Which lines below hold the word "Judy"? Copy all of them.

(DATA FOR THIS TASK):
■ ■ ■ ■

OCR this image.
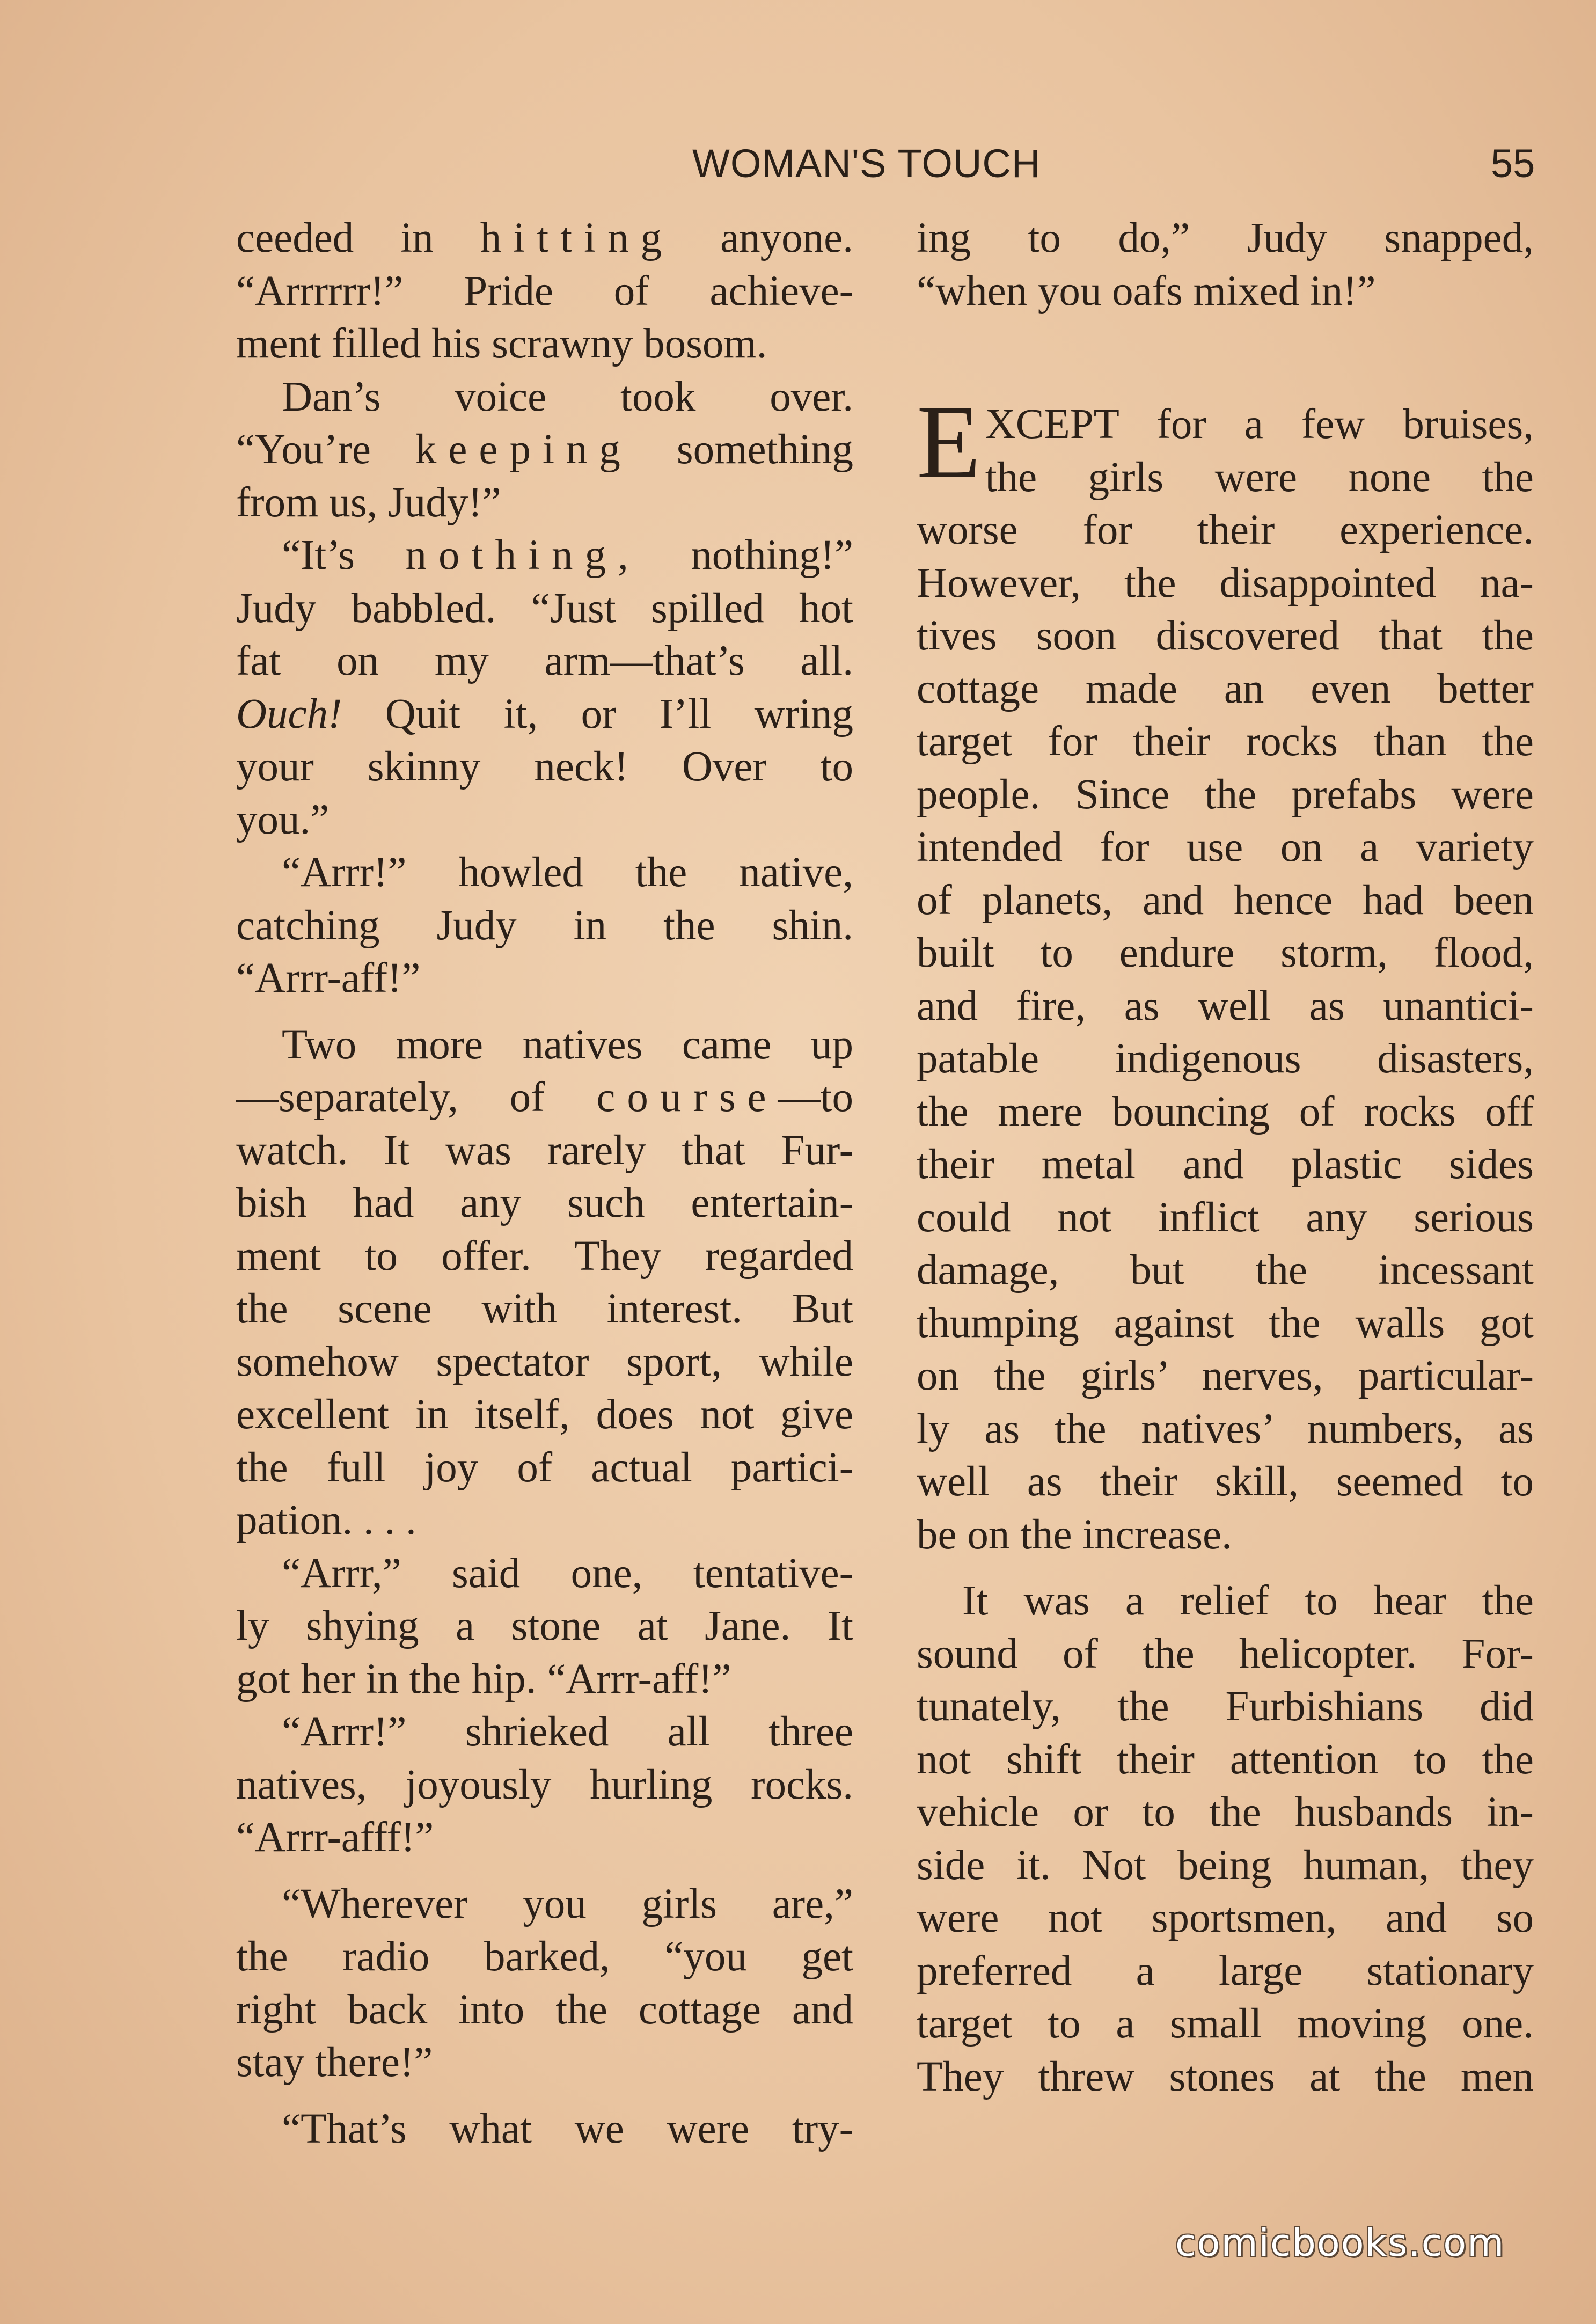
WOMAN'S TOUCH	55
ceeded in hitting anyone.
“Arrrrrr!” Pride of achieve-
ment filled his scrawny bosom.
Dan’s voice took over.
“You’re keeping something
from us, Judy!”
“It’s nothing, nothing!”
Judy babbled. “Just spilled hot
fat on my arm—that’s all.
Ouch! Quit it, or I’ll wring
your skinny neck! Over to
you.”
“Arrr!” howled the native,
catching Judy in the shin.
“Arrr-aff!”
Two more natives came up
—separately, of course—to
watch. It was rarely that Fur-
bish had any such entertain-
ment to offer. They regarded
the scene with interest. But
somehow spectator sport, while
excellent in itself, does not give
the full joy of actual partici-
pation. . . .
“Arrr,” said one, tentative-
ly shying a stone at Jane. It
got her in the hip. “Arrr-aff!”
“Arrr!” shrieked all three
natives, joyously hurling rocks.
“Arrr-afff!”
“Wherever you girls are,”
the radio barked, “you get
right back into the cottage and
stay there!”
“That’s what we were try-
ing to do,” Judy snapped,
“when you oafs mixed in!”
E XCEPT for a few bruises,
the girls were none the
worse for their experience.
However, the disappointed na-
tives soon discovered that the
cottage made an even better
target for their rocks than the
people. Since the prefabs were
intended for use on a variety
of planets, and hence had been
built to endure storm, flood,
and fire, as well as unantici-
patable indigenous disasters,
the mere bouncing of rocks off
their metal and plastic sides
could not inflict any serious
damage, but the incessant
thumping against the walls got
on the girls’ nerves, particular-
ly as the natives’ numbers, as
well as their skill, seemed to
be on the increase.
It was a relief to hear the
sound of the helicopter. For-
tunately, the Furbishians did
not shift their attention to the
vehicle or to the husbands in-
side it. Not being human, they
were not sportsmen, and so
preferred a large stationary
target to a small moving one.
They threw stones at the men
comicbooks.com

■ ■ ■ ■

(RESULT FOR THIS EXERCISE):
from us, Judy!”
Judy babbled. “Just spilled hot
catching Judy in the shin.
ing to do,” Judy snapped,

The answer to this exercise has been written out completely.